- Task:
Make an exact copy of the records, with the pictures left out.

- Supplied entries:
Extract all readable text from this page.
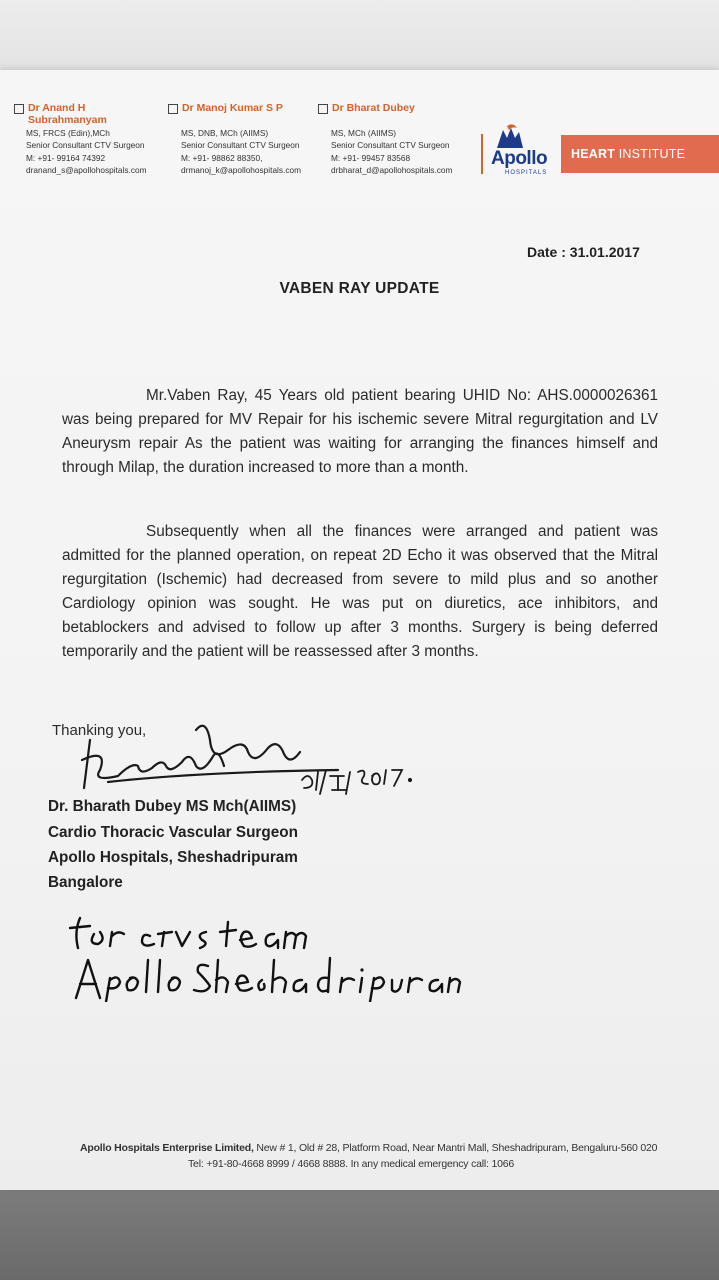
Dr Anand H
Subrahmanyam
MS, FRCS (Edin),MCh
Senior Consultant CTV Surgeon
M: +91- 99164 74392
dranand_s@apollohospitals.com
Dr Manoj Kumar S P
MS, DNB, MCh (AIIMS)
Senior Consultant CTV Surgeon
M: +91- 98862 88350,
drmanoj_k@apollohospitals.com
Dr Bharat Dubey
MS, MCh (AIIMS)
Senior Consultant CTV Surgeon
M: +91- 99457 83568
drbharat_d@apollohospitals.com
Apollo
HOSPITALS
HEART INSTITUTE
Date : 31.01.2017
VABEN RAY UPDATE
Mr.Vaben Ray, 45 Years old patient bearing UHID No: AHS.0000026361 was being prepared for MV Repair for his ischemic severe Mitral regurgitation and LV Aneurysm repair As the patient was waiting for arranging the finances himself and through Milap, the duration increased to more than a month.
Subsequently when all the finances were arranged and patient was admitted for the planned operation, on repeat 2D Echo it was observed that the Mitral regurgitation (Ischemic) had decreased from severe to mild plus and so another Cardiology opinion was sought. He was put on diuretics, ace inhibitors, and betablockers and advised to follow up after 3 months. Surgery is being deferred temporarily and the patient will be reassessed after 3 months.
Thanking you,
Dr. Bharath Dubey MS Mch(AIIMS)
Cardio Thoracic Vascular Surgeon
Apollo Hospitals, Sheshadripuram
Bangalore
Apollo Hospitals Enterprise Limited, New # 1, Old # 28, Platform Road, Near Mantri Mall, Sheshadripuram, Bengaluru-560 020
Tel: +91-80-4668 8999 / 4668 8888. In any medical emergency call: 1066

- Response to this exercise:
Extract all readable text from this page.
Dr Anand H
Subrahmanyam
MS, FRCS (Edin),MCh
Senior Consultant CTV Surgeon
M: +91- 99164 74392
dranand_s@apollohospitals.com
Dr Manoj Kumar S P
MS, DNB, MCh (AIIMS)
Senior Consultant CTV Surgeon
M: +91- 98862 88350,
drmanoj_k@apollohospitals.com
Dr Bharat Dubey
MS, MCh (AIIMS)
Senior Consultant CTV Surgeon
M: +91- 99457 83568
drbharat_d@apollohospitals.com
Apollo
HOSPITALS
HEART INSTITUTE
Date : 31.01.2017
VABEN RAY UPDATE
Mr.Vaben Ray, 45 Years old patient bearing UHID No: AHS.0000026361 was being prepared for MV Repair for his ischemic severe Mitral regurgitation and LV Aneurysm repair As the patient was waiting for arranging the finances himself and through Milap, the duration increased to more than a month.
Subsequently when all the finances were arranged and patient was admitted for the planned operation, on repeat 2D Echo it was observed that the Mitral regurgitation (Ischemic) had decreased from severe to mild plus and so another Cardiology opinion was sought. He was put on diuretics, ace inhibitors, and betablockers and advised to follow up after 3 months. Surgery is being deferred temporarily and the patient will be reassessed after 3 months.
Thanking you,
Dr. Bharath Dubey MS Mch(AIIMS)
Cardio Thoracic Vascular Surgeon
Apollo Hospitals, Sheshadripuram
Bangalore
Apollo Hospitals Enterprise Limited, New # 1, Old # 28, Platform Road, Near Mantri Mall, Sheshadripuram, Bengaluru-560 020
Tel: +91-80-4668 8999 / 4668 8888. In any medical emergency call: 1066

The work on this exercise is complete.